▶ **EXERCISE DESCRIPTION**
Copy each line of the entries beneath that contains the word "JSON".

▶ **DATA FOR PROCESSING**
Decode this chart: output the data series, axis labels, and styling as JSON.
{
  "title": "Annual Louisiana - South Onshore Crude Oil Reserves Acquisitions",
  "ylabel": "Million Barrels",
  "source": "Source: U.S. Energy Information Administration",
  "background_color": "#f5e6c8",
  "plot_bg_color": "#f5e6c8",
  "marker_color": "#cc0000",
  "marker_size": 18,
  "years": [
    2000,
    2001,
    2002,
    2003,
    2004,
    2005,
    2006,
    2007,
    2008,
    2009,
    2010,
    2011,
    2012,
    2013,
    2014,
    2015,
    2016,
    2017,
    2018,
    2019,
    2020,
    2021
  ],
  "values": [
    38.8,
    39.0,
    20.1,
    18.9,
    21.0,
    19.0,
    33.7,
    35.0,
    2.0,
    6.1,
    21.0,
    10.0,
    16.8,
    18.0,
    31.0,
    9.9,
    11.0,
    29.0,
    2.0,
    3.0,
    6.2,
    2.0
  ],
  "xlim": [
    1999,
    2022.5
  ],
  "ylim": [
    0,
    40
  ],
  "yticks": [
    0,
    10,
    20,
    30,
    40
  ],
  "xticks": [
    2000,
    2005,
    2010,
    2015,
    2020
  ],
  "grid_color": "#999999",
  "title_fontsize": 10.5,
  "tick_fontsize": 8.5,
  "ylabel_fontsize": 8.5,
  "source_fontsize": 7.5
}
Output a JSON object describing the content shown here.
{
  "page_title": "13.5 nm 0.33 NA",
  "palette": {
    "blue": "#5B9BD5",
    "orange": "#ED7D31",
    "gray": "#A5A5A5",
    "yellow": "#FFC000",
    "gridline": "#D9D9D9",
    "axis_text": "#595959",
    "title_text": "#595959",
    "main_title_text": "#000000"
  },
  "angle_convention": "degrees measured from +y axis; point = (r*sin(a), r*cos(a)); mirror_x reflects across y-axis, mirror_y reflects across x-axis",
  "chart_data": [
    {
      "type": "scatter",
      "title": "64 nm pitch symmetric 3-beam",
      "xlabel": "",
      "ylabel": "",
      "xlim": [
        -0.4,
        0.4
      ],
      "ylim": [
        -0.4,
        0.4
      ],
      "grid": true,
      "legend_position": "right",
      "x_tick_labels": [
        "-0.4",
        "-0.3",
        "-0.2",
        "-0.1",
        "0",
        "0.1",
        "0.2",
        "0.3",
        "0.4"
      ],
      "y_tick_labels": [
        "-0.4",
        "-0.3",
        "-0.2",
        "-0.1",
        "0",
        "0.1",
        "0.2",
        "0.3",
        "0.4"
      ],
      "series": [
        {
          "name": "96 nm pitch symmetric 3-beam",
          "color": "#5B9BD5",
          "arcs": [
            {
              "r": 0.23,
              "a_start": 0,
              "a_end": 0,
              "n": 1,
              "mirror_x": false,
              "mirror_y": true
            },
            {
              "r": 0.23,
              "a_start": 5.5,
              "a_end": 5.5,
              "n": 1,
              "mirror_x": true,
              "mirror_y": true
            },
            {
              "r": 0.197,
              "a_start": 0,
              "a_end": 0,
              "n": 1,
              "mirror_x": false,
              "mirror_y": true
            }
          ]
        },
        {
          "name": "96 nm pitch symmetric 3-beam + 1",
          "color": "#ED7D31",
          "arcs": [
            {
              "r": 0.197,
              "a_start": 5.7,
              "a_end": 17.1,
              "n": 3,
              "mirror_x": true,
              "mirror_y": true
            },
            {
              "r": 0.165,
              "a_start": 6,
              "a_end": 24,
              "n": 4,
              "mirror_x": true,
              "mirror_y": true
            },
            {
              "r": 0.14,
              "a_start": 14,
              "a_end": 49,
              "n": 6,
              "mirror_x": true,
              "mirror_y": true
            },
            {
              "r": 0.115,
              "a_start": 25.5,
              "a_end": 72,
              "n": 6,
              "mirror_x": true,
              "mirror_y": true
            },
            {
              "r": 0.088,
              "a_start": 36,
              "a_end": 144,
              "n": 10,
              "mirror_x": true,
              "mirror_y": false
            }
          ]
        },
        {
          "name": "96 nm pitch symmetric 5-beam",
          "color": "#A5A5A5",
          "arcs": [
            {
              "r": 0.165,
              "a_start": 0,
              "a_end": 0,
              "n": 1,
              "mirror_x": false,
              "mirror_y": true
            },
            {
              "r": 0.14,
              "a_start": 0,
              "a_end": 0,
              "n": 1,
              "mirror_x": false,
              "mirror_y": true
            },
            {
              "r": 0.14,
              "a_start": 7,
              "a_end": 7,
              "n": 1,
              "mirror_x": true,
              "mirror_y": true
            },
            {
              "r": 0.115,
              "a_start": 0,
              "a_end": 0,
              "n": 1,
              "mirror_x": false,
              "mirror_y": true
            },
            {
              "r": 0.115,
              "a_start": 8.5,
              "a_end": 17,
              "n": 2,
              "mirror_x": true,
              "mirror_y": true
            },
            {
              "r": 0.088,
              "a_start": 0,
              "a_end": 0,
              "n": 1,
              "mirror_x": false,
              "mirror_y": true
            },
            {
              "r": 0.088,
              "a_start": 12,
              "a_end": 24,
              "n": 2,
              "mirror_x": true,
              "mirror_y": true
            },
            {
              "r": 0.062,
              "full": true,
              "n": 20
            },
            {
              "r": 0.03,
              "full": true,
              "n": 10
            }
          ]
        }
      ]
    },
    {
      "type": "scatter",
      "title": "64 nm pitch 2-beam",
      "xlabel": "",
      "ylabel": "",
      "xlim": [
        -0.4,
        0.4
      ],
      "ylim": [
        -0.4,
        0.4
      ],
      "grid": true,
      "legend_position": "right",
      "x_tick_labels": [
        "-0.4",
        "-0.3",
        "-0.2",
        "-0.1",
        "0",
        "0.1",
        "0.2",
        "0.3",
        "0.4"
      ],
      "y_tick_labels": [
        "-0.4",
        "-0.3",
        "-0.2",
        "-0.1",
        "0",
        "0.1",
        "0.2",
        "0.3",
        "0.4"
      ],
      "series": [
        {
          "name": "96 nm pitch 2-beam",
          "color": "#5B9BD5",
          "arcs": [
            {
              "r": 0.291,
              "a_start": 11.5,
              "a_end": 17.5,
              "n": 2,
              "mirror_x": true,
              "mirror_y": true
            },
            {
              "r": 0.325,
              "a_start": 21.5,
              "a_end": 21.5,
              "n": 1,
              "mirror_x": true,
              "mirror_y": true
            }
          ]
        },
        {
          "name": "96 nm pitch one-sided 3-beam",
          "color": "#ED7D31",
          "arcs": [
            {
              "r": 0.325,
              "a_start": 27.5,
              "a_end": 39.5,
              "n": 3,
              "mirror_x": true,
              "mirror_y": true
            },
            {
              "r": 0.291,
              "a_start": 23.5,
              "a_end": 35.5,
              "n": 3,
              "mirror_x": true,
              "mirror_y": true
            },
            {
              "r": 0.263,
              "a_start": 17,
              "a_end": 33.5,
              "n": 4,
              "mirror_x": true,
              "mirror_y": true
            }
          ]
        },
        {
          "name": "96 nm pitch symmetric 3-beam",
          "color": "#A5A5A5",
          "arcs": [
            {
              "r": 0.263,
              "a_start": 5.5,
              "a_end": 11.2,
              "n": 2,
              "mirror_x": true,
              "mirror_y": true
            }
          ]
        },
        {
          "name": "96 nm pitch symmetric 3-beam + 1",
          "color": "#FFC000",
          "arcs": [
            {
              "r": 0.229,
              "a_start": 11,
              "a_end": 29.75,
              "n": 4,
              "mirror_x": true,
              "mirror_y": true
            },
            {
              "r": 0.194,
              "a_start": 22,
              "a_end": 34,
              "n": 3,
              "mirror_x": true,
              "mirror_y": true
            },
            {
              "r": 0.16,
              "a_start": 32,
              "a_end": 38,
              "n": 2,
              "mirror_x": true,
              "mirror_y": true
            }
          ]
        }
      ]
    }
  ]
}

▶ **SOLUTION**
Decode this chart: output the data series, axis labels, and styling as JSON.
Output a JSON object describing the content shown here.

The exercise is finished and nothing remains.